**Short problem:**
Count every line that includes the string "warunków" in the entries that follow. Nothing besides the number is needed.

** begin Dataset rows **

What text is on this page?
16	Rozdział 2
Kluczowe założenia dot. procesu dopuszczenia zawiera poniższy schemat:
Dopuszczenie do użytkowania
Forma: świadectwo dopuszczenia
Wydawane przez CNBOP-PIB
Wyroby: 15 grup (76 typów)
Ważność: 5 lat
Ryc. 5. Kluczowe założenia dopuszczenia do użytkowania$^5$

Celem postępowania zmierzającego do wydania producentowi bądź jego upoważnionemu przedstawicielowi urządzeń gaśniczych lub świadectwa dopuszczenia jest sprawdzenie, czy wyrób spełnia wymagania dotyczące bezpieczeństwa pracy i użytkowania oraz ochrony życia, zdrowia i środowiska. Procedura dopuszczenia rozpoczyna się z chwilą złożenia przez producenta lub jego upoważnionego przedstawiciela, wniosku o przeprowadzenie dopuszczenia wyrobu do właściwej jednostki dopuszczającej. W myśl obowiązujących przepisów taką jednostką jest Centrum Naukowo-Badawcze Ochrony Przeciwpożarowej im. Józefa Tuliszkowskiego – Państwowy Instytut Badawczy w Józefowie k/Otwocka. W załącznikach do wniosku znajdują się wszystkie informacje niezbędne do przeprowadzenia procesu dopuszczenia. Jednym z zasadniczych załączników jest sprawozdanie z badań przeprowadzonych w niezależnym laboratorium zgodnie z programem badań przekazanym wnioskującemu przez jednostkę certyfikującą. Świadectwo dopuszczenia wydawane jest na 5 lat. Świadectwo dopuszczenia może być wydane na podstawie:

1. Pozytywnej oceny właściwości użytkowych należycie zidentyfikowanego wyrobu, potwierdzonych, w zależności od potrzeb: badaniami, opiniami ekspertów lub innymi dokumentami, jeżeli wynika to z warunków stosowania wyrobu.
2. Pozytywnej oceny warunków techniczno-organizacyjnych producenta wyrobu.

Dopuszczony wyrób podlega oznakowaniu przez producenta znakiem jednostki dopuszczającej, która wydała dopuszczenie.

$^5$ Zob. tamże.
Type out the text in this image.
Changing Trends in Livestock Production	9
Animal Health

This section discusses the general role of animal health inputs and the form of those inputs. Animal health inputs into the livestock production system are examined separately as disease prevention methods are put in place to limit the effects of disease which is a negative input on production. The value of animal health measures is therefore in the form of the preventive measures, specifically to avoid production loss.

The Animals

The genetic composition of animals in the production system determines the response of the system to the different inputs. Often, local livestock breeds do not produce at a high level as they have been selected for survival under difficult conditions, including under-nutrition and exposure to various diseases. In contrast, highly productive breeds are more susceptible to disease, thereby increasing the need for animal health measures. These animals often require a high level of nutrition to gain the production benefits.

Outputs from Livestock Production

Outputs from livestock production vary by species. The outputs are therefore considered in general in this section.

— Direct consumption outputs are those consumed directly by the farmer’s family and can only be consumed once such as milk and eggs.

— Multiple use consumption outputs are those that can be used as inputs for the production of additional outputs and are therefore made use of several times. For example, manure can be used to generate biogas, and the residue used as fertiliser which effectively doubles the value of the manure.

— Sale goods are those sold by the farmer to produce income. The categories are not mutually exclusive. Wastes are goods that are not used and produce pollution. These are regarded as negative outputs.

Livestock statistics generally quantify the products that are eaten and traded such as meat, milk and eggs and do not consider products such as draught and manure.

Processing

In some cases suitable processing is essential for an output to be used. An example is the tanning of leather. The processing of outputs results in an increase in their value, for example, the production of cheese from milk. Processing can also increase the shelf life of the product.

** end Dataset rows **

**Worked answer:**
2